◆ **The task**
Scan the material below for lines with the word "name" and report how many there are, with nothing added.

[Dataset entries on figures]
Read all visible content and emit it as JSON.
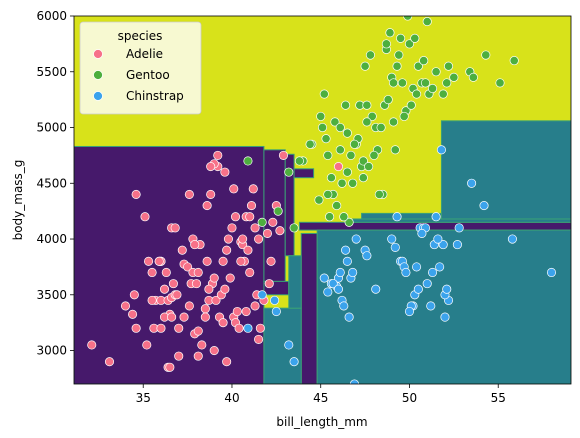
{
  "chart_data": {
    "type": "scatter",
    "title": "",
    "xlabel": "bill_length_mm",
    "ylabel": "body_mass_g",
    "xlim": [
      31.1,
      59.1
    ],
    "ylim": [
      2700,
      6000
    ],
    "xticks": [
      35,
      40,
      45,
      50,
      55
    ],
    "yticks": [
      3000,
      3500,
      4000,
      4500,
      5000,
      5500,
      6000
    ],
    "grid": false,
    "legend": {
      "title": "species",
      "placement": "top-left"
    },
    "background": {
      "type": "decision-regions",
      "colors": {
        "purple": "#46196b",
        "teal": "#277e8b",
        "yellow": "#d8e21a",
        "boundary": "#3aa276"
      },
      "regions": [
        {
          "class": "Adelie",
          "color": "purple",
          "x": [
            31.1,
            41.8
          ],
          "y": [
            2700,
            4830
          ]
        },
        {
          "class": "Adelie",
          "color": "purple",
          "x": [
            41.8,
            43.0
          ],
          "y": [
            3620,
            4800
          ]
        },
        {
          "class": "Adelie",
          "color": "purple",
          "x": [
            41.8,
            43.2
          ],
          "y": [
            3500,
            3620
          ]
        },
        {
          "class": "Adelie",
          "color": "purple",
          "x": [
            43.0,
            43.5
          ],
          "y": [
            3850,
            4760
          ]
        },
        {
          "class": "Adelie",
          "color": "purple",
          "x": [
            43.9,
            44.8
          ],
          "y": [
            2700,
            4050
          ]
        },
        {
          "class": "Adelie",
          "color": "purple",
          "x": [
            43.5,
            44.6
          ],
          "y": [
            4550,
            4630
          ]
        },
        {
          "class": "Adelie",
          "color": "purple",
          "x": [
            43.8,
            59.1
          ],
          "y": [
            4080,
            4150
          ]
        },
        {
          "class": "Chinstrap",
          "color": "teal",
          "x": [
            41.8,
            43.9
          ],
          "y": [
            2700,
            3380
          ]
        },
        {
          "class": "Chinstrap",
          "color": "teal",
          "x": [
            43.2,
            43.9
          ],
          "y": [
            3380,
            3850
          ]
        },
        {
          "class": "Chinstrap",
          "color": "teal",
          "x": [
            44.8,
            59.1
          ],
          "y": [
            2700,
            4080
          ]
        },
        {
          "class": "Chinstrap",
          "color": "teal",
          "x": [
            46.8,
            59.1
          ],
          "y": [
            4150,
            4180
          ]
        },
        {
          "class": "Chinstrap",
          "color": "teal",
          "x": [
            51.8,
            59.1
          ],
          "y": [
            4180,
            5060
          ]
        },
        {
          "class": "Chinstrap",
          "color": "teal",
          "x": [
            47.3,
            51.8
          ],
          "y": [
            4180,
            4230
          ]
        }
      ]
    },
    "series": [
      {
        "name": "Adelie",
        "color": "#f77189",
        "points": [
          [
            32.1,
            3050
          ],
          [
            33.1,
            2900
          ],
          [
            34.6,
            3200
          ],
          [
            34.0,
            3400
          ],
          [
            34.5,
            3500
          ],
          [
            34.4,
            3325
          ],
          [
            34.6,
            4400
          ],
          [
            35.1,
            4200
          ],
          [
            35.3,
            3800
          ],
          [
            35.5,
            3700
          ],
          [
            35.7,
            3450
          ],
          [
            35.9,
            3800
          ],
          [
            35.2,
            3050
          ],
          [
            35.6,
            3200
          ],
          [
            36.0,
            3450
          ],
          [
            36.0,
            3800
          ],
          [
            36.2,
            3550
          ],
          [
            36.0,
            3200
          ],
          [
            36.3,
            3700
          ],
          [
            36.4,
            3450
          ],
          [
            36.5,
            3325
          ],
          [
            36.6,
            3475
          ],
          [
            36.7,
            3600
          ],
          [
            36.8,
            3500
          ],
          [
            36.0,
            3800
          ],
          [
            36.2,
            3300
          ],
          [
            36.4,
            2850
          ],
          [
            36.5,
            2850
          ],
          [
            36.6,
            4100
          ],
          [
            36.9,
            3500
          ],
          [
            37.0,
            3200
          ],
          [
            37.2,
            3900
          ],
          [
            37.3,
            3775
          ],
          [
            37.5,
            3750
          ],
          [
            37.6,
            3400
          ],
          [
            37.7,
            3600
          ],
          [
            37.8,
            3700
          ],
          [
            37.8,
            4000
          ],
          [
            37.9,
            3150
          ],
          [
            38.0,
            3600
          ],
          [
            38.1,
            3700
          ],
          [
            38.2,
            3950
          ],
          [
            38.3,
            3050
          ],
          [
            38.1,
            3175
          ],
          [
            38.5,
            3375
          ],
          [
            38.6,
            3800
          ],
          [
            38.7,
            3450
          ],
          [
            38.8,
            4400
          ],
          [
            38.9,
            3600
          ],
          [
            39.0,
            3650
          ],
          [
            39.1,
            3450
          ],
          [
            39.2,
            4650
          ],
          [
            39.3,
            3300
          ],
          [
            39.4,
            3500
          ],
          [
            39.5,
            3800
          ],
          [
            39.6,
            3550
          ],
          [
            39.7,
            3900
          ],
          [
            39.8,
            4000
          ],
          [
            39.9,
            3650
          ],
          [
            40.0,
            4100
          ],
          [
            40.1,
            3300
          ],
          [
            40.2,
            3250
          ],
          [
            40.3,
            3350
          ],
          [
            40.4,
            3200
          ],
          [
            40.5,
            3975
          ],
          [
            40.6,
            3950
          ],
          [
            40.7,
            3800
          ],
          [
            40.8,
            4200
          ],
          [
            40.9,
            3900
          ],
          [
            41.0,
            3700
          ],
          [
            41.1,
            4300
          ],
          [
            41.2,
            4450
          ],
          [
            41.3,
            3400
          ],
          [
            41.4,
            3500
          ],
          [
            41.5,
            4000
          ],
          [
            41.6,
            3200
          ],
          [
            41.8,
            3450
          ],
          [
            42.0,
            4050
          ],
          [
            42.1,
            3600
          ],
          [
            42.2,
            3800
          ],
          [
            42.3,
            4150
          ],
          [
            42.5,
            4300
          ],
          [
            42.7,
            4075
          ],
          [
            39.0,
            4675
          ],
          [
            39.6,
            4600
          ],
          [
            38.8,
            4650
          ],
          [
            38.6,
            4300
          ],
          [
            37.6,
            4400
          ],
          [
            36.8,
            4100
          ],
          [
            35.9,
            3800
          ],
          [
            37.3,
            3300
          ],
          [
            38.5,
            3300
          ],
          [
            39.0,
            3000
          ],
          [
            40.1,
            4450
          ],
          [
            40.6,
            4000
          ],
          [
            41.0,
            4200
          ],
          [
            39.5,
            3250
          ],
          [
            38.7,
            3550
          ],
          [
            37.9,
            3950
          ],
          [
            36.6,
            3300
          ],
          [
            35.5,
            3450
          ],
          [
            40.8,
            3350
          ],
          [
            41.3,
            4100
          ],
          [
            42.9,
            4750
          ],
          [
            46.0,
            4650
          ],
          [
            40.5,
            3800
          ],
          [
            39.7,
            2900
          ],
          [
            38.1,
            2950
          ],
          [
            37.0,
            2950
          ],
          [
            39.2,
            4750
          ],
          [
            40.2,
            4200
          ],
          [
            41.5,
            3100
          ]
        ]
      },
      {
        "name": "Gentoo",
        "color": "#4daf3e",
        "points": [
          [
            40.9,
            4700
          ],
          [
            41.7,
            4150
          ],
          [
            42.6,
            4250
          ],
          [
            43.2,
            4600
          ],
          [
            43.5,
            4100
          ],
          [
            44.0,
            4700
          ],
          [
            44.5,
            4850
          ],
          [
            44.9,
            4350
          ],
          [
            45.1,
            5000
          ],
          [
            45.2,
            5300
          ],
          [
            45.3,
            4900
          ],
          [
            45.4,
            4750
          ],
          [
            45.5,
            4200
          ],
          [
            45.7,
            4400
          ],
          [
            45.8,
            5050
          ],
          [
            46.1,
            4800
          ],
          [
            46.2,
            4500
          ],
          [
            46.4,
            5200
          ],
          [
            46.5,
            4950
          ],
          [
            46.6,
            4150
          ],
          [
            46.8,
            4500
          ],
          [
            47.0,
            4850
          ],
          [
            47.2,
            5200
          ],
          [
            47.3,
            4650
          ],
          [
            47.4,
            4700
          ],
          [
            47.5,
            5550
          ],
          [
            47.6,
            5200
          ],
          [
            47.7,
            4650
          ],
          [
            47.8,
            5650
          ],
          [
            48.1,
            5000
          ],
          [
            48.2,
            4800
          ],
          [
            48.4,
            5000
          ],
          [
            48.5,
            4400
          ],
          [
            48.6,
            5200
          ],
          [
            48.7,
            5700
          ],
          [
            48.8,
            5250
          ],
          [
            49.0,
            5450
          ],
          [
            49.1,
            5050
          ],
          [
            49.2,
            4800
          ],
          [
            49.3,
            5550
          ],
          [
            49.4,
            5650
          ],
          [
            49.5,
            5800
          ],
          [
            49.6,
            5400
          ],
          [
            49.8,
            5150
          ],
          [
            50.0,
            5750
          ],
          [
            50.1,
            5200
          ],
          [
            50.2,
            5350
          ],
          [
            50.4,
            5300
          ],
          [
            50.5,
            5550
          ],
          [
            50.7,
            5400
          ],
          [
            50.8,
            5600
          ],
          [
            51.1,
            5300
          ],
          [
            51.3,
            5350
          ],
          [
            51.5,
            5500
          ],
          [
            52.1,
            5400
          ],
          [
            52.2,
            5550
          ],
          [
            52.5,
            5450
          ],
          [
            53.4,
            5500
          ],
          [
            54.3,
            5650
          ],
          [
            55.1,
            5400
          ],
          [
            55.9,
            5600
          ],
          [
            45.9,
            4300
          ],
          [
            46.3,
            4200
          ],
          [
            46.7,
            4750
          ],
          [
            47.1,
            4900
          ],
          [
            47.9,
            5100
          ],
          [
            48.3,
            4400
          ],
          [
            49.7,
            5100
          ],
          [
            50.3,
            5800
          ],
          [
            51.0,
            5950
          ],
          [
            49.9,
            6000
          ],
          [
            48.9,
            5850
          ],
          [
            47.6,
            5050
          ],
          [
            46.9,
            4850
          ],
          [
            45.6,
            4550
          ],
          [
            44.4,
            4850
          ],
          [
            43.8,
            4700
          ],
          [
            45.0,
            5100
          ],
          [
            46.1,
            5000
          ],
          [
            47.4,
            4550
          ],
          [
            48.0,
            4750
          ],
          [
            49.1,
            5400
          ],
          [
            50.9,
            5400
          ],
          [
            51.9,
            5300
          ],
          [
            53.6,
            5450
          ],
          [
            48.7,
            5750
          ],
          [
            46.5,
            4600
          ],
          [
            45.4,
            4400
          ]
        ]
      },
      {
        "name": "Chinstrap",
        "color": "#3ba3ec",
        "points": [
          [
            40.9,
            3200
          ],
          [
            41.7,
            3500
          ],
          [
            42.4,
            3450
          ],
          [
            42.5,
            3350
          ],
          [
            43.2,
            3050
          ],
          [
            43.5,
            2900
          ],
          [
            45.2,
            3650
          ],
          [
            45.4,
            3525
          ],
          [
            45.6,
            3600
          ],
          [
            45.9,
            3575
          ],
          [
            46.0,
            3650
          ],
          [
            46.1,
            3700
          ],
          [
            46.2,
            3450
          ],
          [
            46.4,
            3900
          ],
          [
            46.5,
            3800
          ],
          [
            46.6,
            3300
          ],
          [
            46.7,
            3650
          ],
          [
            46.8,
            3700
          ],
          [
            46.9,
            2700
          ],
          [
            47.0,
            4000
          ],
          [
            47.5,
            3900
          ],
          [
            48.1,
            3550
          ],
          [
            49.3,
            4200
          ],
          [
            49.5,
            3800
          ],
          [
            49.6,
            3800
          ],
          [
            49.7,
            3750
          ],
          [
            49.8,
            3700
          ],
          [
            50.2,
            3400
          ],
          [
            50.3,
            3500
          ],
          [
            50.5,
            3550
          ],
          [
            50.6,
            4100
          ],
          [
            50.8,
            4100
          ],
          [
            50.9,
            4100
          ],
          [
            51.0,
            3600
          ],
          [
            51.3,
            3700
          ],
          [
            51.4,
            3950
          ],
          [
            51.5,
            4200
          ],
          [
            51.7,
            3750
          ],
          [
            51.9,
            3950
          ],
          [
            52.0,
            3300
          ],
          [
            52.2,
            3450
          ],
          [
            52.8,
            4100
          ],
          [
            53.5,
            4500
          ],
          [
            54.2,
            4300
          ],
          [
            55.8,
            4000
          ],
          [
            58.0,
            3700
          ],
          [
            51.2,
            3400
          ],
          [
            50.1,
            3400
          ],
          [
            49.0,
            4000
          ],
          [
            47.6,
            3850
          ],
          [
            50.7,
            4050
          ],
          [
            52.7,
            3950
          ],
          [
            51.6,
            4000
          ],
          [
            45.7,
            3600
          ],
          [
            46.3,
            3400
          ],
          [
            49.2,
            3925
          ],
          [
            51.8,
            4800
          ],
          [
            50.4,
            3750
          ],
          [
            52.0,
            3500
          ],
          [
            46.0,
            3550
          ],
          [
            52.1,
            3550
          ],
          [
            50.0,
            3350
          ]
        ]
      }
    ]
  }
}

◆ **Answer below**
3